--- PROBLEM ---
Repeat the entries that appear below, exactly and in full.
[RECORDS FOR THE EXERCISE — start]
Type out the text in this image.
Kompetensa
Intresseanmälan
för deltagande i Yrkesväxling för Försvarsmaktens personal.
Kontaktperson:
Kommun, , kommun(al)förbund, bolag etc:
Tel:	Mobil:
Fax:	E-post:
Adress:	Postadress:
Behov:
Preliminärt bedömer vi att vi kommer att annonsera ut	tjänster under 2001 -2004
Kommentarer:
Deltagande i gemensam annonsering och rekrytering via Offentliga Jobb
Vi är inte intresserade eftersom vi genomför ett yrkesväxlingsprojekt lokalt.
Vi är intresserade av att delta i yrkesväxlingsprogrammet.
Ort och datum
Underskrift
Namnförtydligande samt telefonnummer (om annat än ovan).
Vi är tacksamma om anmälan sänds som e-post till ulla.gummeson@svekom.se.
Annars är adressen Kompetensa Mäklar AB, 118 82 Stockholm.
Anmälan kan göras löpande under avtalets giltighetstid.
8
[RECORDS FOR THE EXERCISE — finish]
--- RESULT FOR THIS EXERCISE ---
Type out the text in this image.
Kompetensa
Intresseanmälan
för deltagande i Yrkesväxling för Försvarsmaktens personal.
Kontaktperson:
Kommun, , kommun(al)förbund, bolag etc:
Tel:	Mobil:
Fax:	E-post:
Adress:	Postadress:
Behov:
Preliminärt bedömer vi att vi kommer att annonsera ut	tjänster under 2001 -2004
Kommentarer:
Deltagande i gemensam annonsering och rekrytering via Offentliga Jobb
Vi är inte intresserade eftersom vi genomför ett yrkesväxlingsprojekt lokalt.
Vi är intresserade av att delta i yrkesväxlingsprogrammet.
Ort och datum
Underskrift
Namnförtydligande samt telefonnummer (om annat än ovan).
Vi är tacksamma om anmälan sänds som e-post till ulla.gummeson@svekom.se.
Annars är adressen Kompetensa Mäklar AB, 118 82 Stockholm.
Anmälan kan göras löpande under avtalets giltighetstid.
8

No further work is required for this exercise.